Brief →
All lines featuring the string "gradle" are to be listed.

Stored rows →
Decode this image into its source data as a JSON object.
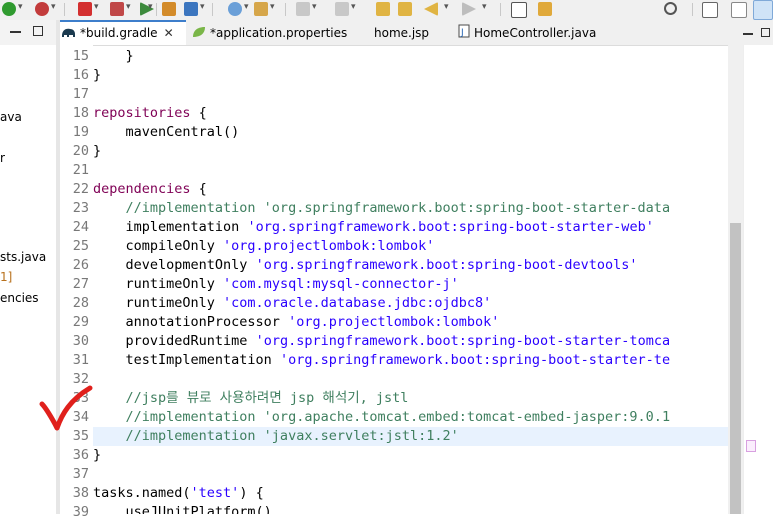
{
  "toolbar": {
    "icons": [
      "run-icon",
      "debug-icon",
      "stop-icon",
      "external-tools-icon",
      "build-icon",
      "new-icon",
      "search-icon",
      "open-type-icon",
      "next-annotation-icon",
      "prev-annotation-icon",
      "back-icon",
      "forward-icon",
      "perspective-icon",
      "quick-access-search-icon",
      "java-perspective-icon",
      "debug-perspective-icon"
    ]
  },
  "left_panel": {
    "items": [
      "ava",
      "r",
      "sts.java",
      "1]",
      "encies"
    ]
  },
  "tabs": [
    {
      "label": "*build.gradle",
      "icon": "gradle-elephant-icon",
      "active": true
    },
    {
      "label": "*application.properties",
      "icon": "spring-leaf-icon",
      "active": false
    },
    {
      "label": "home.jsp",
      "icon": "",
      "active": false
    },
    {
      "label": "HomeController.java",
      "icon": "java-file-icon",
      "active": false
    }
  ],
  "code": {
    "highlighted_line": 35,
    "lines": [
      {
        "n": "15",
        "segs": [
          {
            "t": "    }",
            "c": ""
          }
        ]
      },
      {
        "n": "16",
        "segs": [
          {
            "t": "}",
            "c": ""
          }
        ]
      },
      {
        "n": "17",
        "segs": [
          {
            "t": "",
            "c": ""
          }
        ]
      },
      {
        "n": "18",
        "segs": [
          {
            "t": "repositories",
            "c": "kw"
          },
          {
            "t": " {",
            "c": ""
          }
        ]
      },
      {
        "n": "19",
        "segs": [
          {
            "t": "    mavenCentral()",
            "c": ""
          }
        ]
      },
      {
        "n": "20",
        "segs": [
          {
            "t": "}",
            "c": ""
          }
        ]
      },
      {
        "n": "21",
        "segs": [
          {
            "t": "",
            "c": ""
          }
        ]
      },
      {
        "n": "22",
        "segs": [
          {
            "t": "dependencies",
            "c": "kw"
          },
          {
            "t": " {",
            "c": ""
          }
        ]
      },
      {
        "n": "23",
        "segs": [
          {
            "t": "    //implementation 'org.springframework.boot:spring-boot-starter-data",
            "c": "cmt"
          }
        ]
      },
      {
        "n": "24",
        "segs": [
          {
            "t": "    implementation ",
            "c": ""
          },
          {
            "t": "'org.springframework.boot:spring-boot-starter-web'",
            "c": "str"
          }
        ]
      },
      {
        "n": "25",
        "segs": [
          {
            "t": "    compileOnly ",
            "c": ""
          },
          {
            "t": "'org.projectlombok:lombok'",
            "c": "str"
          }
        ]
      },
      {
        "n": "26",
        "segs": [
          {
            "t": "    developmentOnly ",
            "c": ""
          },
          {
            "t": "'org.springframework.boot:spring-boot-devtools'",
            "c": "str"
          }
        ]
      },
      {
        "n": "27",
        "segs": [
          {
            "t": "    runtimeOnly ",
            "c": ""
          },
          {
            "t": "'com.mysql:mysql-connector-j'",
            "c": "str"
          }
        ]
      },
      {
        "n": "28",
        "segs": [
          {
            "t": "    runtimeOnly ",
            "c": ""
          },
          {
            "t": "'com.oracle.database.jdbc:ojdbc8'",
            "c": "str"
          }
        ]
      },
      {
        "n": "29",
        "segs": [
          {
            "t": "    annotationProcessor ",
            "c": ""
          },
          {
            "t": "'org.projectlombok:lombok'",
            "c": "str"
          }
        ]
      },
      {
        "n": "30",
        "segs": [
          {
            "t": "    providedRuntime ",
            "c": ""
          },
          {
            "t": "'org.springframework.boot:spring-boot-starter-tomca",
            "c": "str"
          }
        ]
      },
      {
        "n": "31",
        "segs": [
          {
            "t": "    testImplementation ",
            "c": ""
          },
          {
            "t": "'org.springframework.boot:spring-boot-starter-te",
            "c": "str"
          }
        ]
      },
      {
        "n": "32",
        "segs": [
          {
            "t": "",
            "c": ""
          }
        ]
      },
      {
        "n": "33",
        "segs": [
          {
            "t": "    //jsp를 뷰로 사용하려면 jsp 해석기, jstl",
            "c": "cmt"
          }
        ]
      },
      {
        "n": "34",
        "segs": [
          {
            "t": "    //implementation 'org.apache.tomcat.embed:tomcat-embed-jasper:9.0.1",
            "c": "cmt"
          }
        ]
      },
      {
        "n": "35",
        "segs": [
          {
            "t": "    //implementation 'javax.servlet:jstl:1.2'",
            "c": "cmt"
          }
        ]
      },
      {
        "n": "36",
        "segs": [
          {
            "t": "}",
            "c": ""
          }
        ]
      },
      {
        "n": "37",
        "segs": [
          {
            "t": "",
            "c": ""
          }
        ]
      },
      {
        "n": "38",
        "segs": [
          {
            "t": "tasks.named(",
            "c": ""
          },
          {
            "t": "'test'",
            "c": "str"
          },
          {
            "t": ") {",
            "c": ""
          }
        ]
      },
      {
        "n": "39",
        "segs": [
          {
            "t": "    useJUnitPlatform()",
            "c": ""
          }
        ]
      }
    ]
  },
  "annotation": {
    "mark": "red-checkmark-icon",
    "color": "#e0201c"
  },
  "colors": {
    "keyword": "#7f0055",
    "string": "#2a00ff",
    "comment": "#3f7f5f",
    "active_tab_accent": "#3d7ecb",
    "line_highlight": "#e8f2fe"
  }
}
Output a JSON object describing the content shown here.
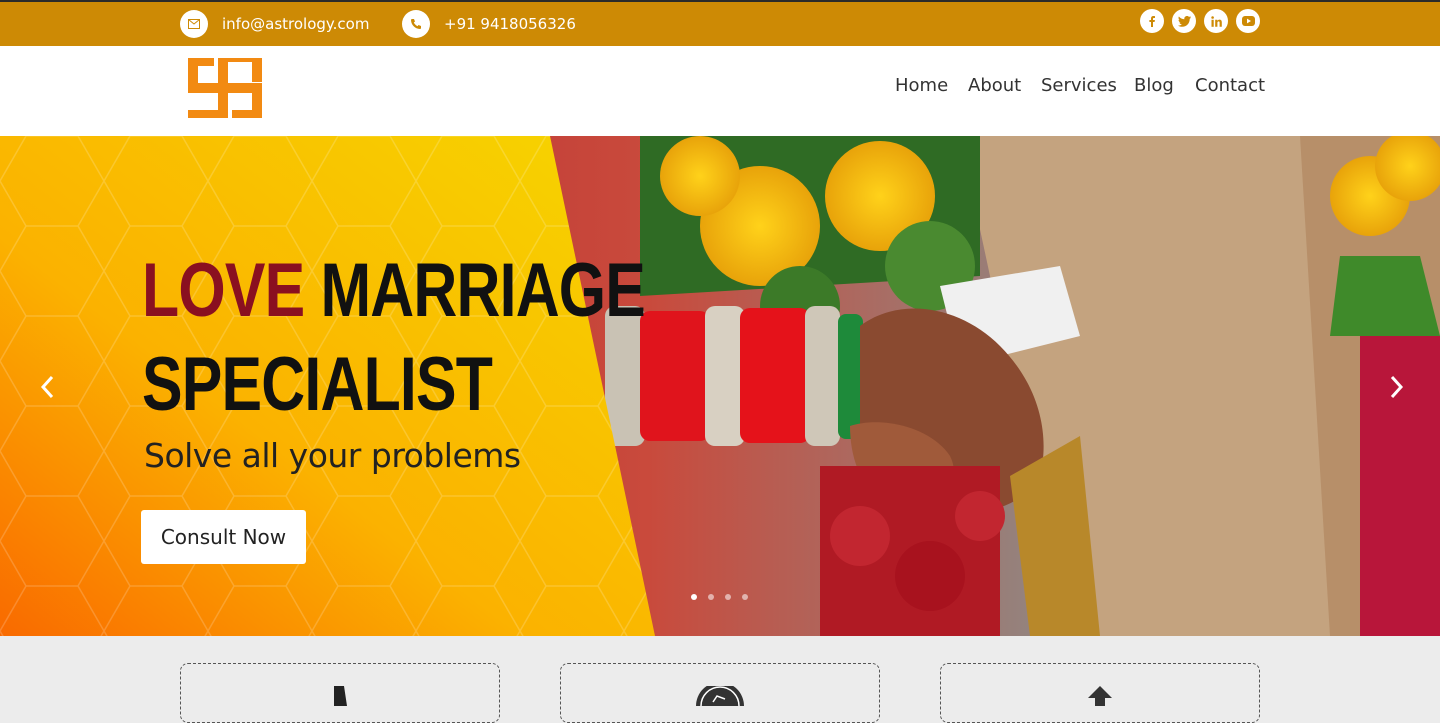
{
  "topbar": {
    "email": "info@astrology.com",
    "phone": "+91 9418056326",
    "email_icon": "mail-icon",
    "phone_icon": "phone-icon",
    "social": [
      "facebook-icon",
      "twitter-icon",
      "linkedin-icon",
      "youtube-icon"
    ],
    "bg_color": "#cd8a05"
  },
  "nav": {
    "logo_icon": "swastika-logo",
    "items": [
      "Home",
      "About",
      "Services",
      "Blog",
      "Contact"
    ]
  },
  "hero": {
    "headline_word1": "LOVE",
    "headline_word2": "MARRIAGE",
    "headline_line2": "SPECIALIST",
    "subtitle": "Solve all your problems",
    "cta": "Consult Now",
    "slide_index": 1,
    "slide_count": 4,
    "accent_color": "#8a1020",
    "yellow": "#f5c400"
  },
  "cards": {
    "icons": [
      "mobile-phone-icon",
      "clock-badge-icon",
      "up-arrow-icon"
    ]
  }
}
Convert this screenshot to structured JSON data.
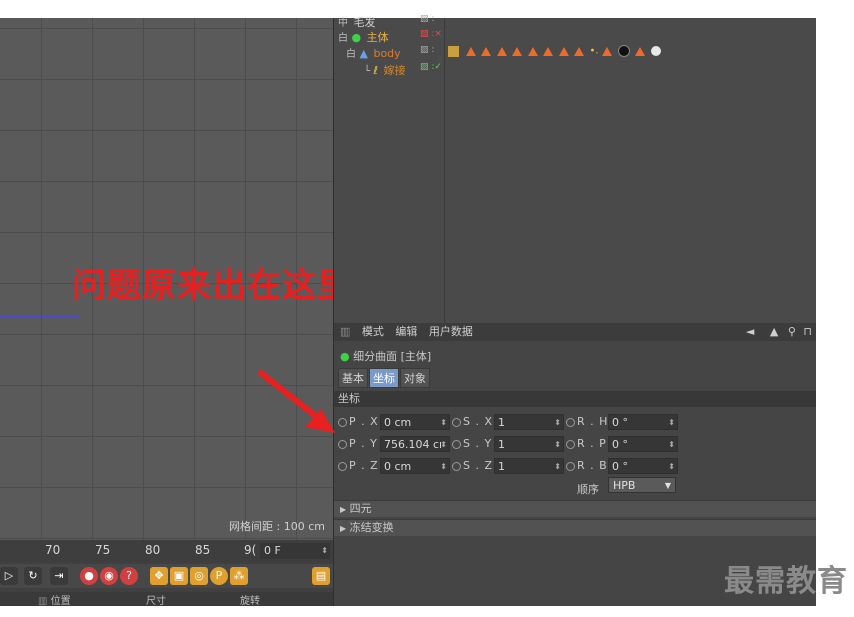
{
  "annotation": "问题原来出在这里",
  "viewport": {
    "grid_spacing": "网格间距 : 100 cm"
  },
  "object_manager": {
    "objects": [
      {
        "tree": "中",
        "name": "毛发",
        "flags": "▨ :"
      },
      {
        "tree": "白",
        "name": "主体",
        "flags": "▨ :×"
      },
      {
        "tree": "白",
        "name": "body",
        "flags": "▨ :"
      },
      {
        "tree": "└",
        "name": "嫁接",
        "flags": "▨ :✓"
      }
    ]
  },
  "attribute_manager": {
    "menu": [
      "模式",
      "编辑",
      "用户数据"
    ],
    "object_title": "细分曲面 [主体]",
    "tabs": [
      "基本",
      "坐标",
      "对象"
    ],
    "section_title": "坐标",
    "rows": [
      {
        "p_label": "P . X",
        "p_value": "0 cm",
        "s_label": "S . X",
        "s_value": "1",
        "r_label": "R . H",
        "r_value": "0 °"
      },
      {
        "p_label": "P . Y",
        "p_value": "756.104 cı",
        "s_label": "S . Y",
        "s_value": "1",
        "r_label": "R . P",
        "r_value": "0 °"
      },
      {
        "p_label": "P . Z",
        "p_value": "0 cm",
        "s_label": "S . Z",
        "s_value": "1",
        "r_label": "R . B",
        "r_value": "0 °"
      }
    ],
    "order_label": "顺序",
    "order_value": "HPB",
    "folds": [
      "四元",
      "冻结变换"
    ]
  },
  "timeline": {
    "ticks": [
      "70",
      "75",
      "80",
      "85",
      "9("
    ],
    "frame_value": "0 F",
    "coord_headers": [
      "位置",
      "尺寸",
      "旋转"
    ]
  },
  "watermark": "最需教育",
  "colors": {
    "annotation": "#e62020",
    "tab_active": "#7a9ac8",
    "arrow": "#e82020",
    "material_tri": "#f06a2c"
  }
}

The solution →
      "label": "*build.gradle",
      "icon": "gradle-elephant-icon",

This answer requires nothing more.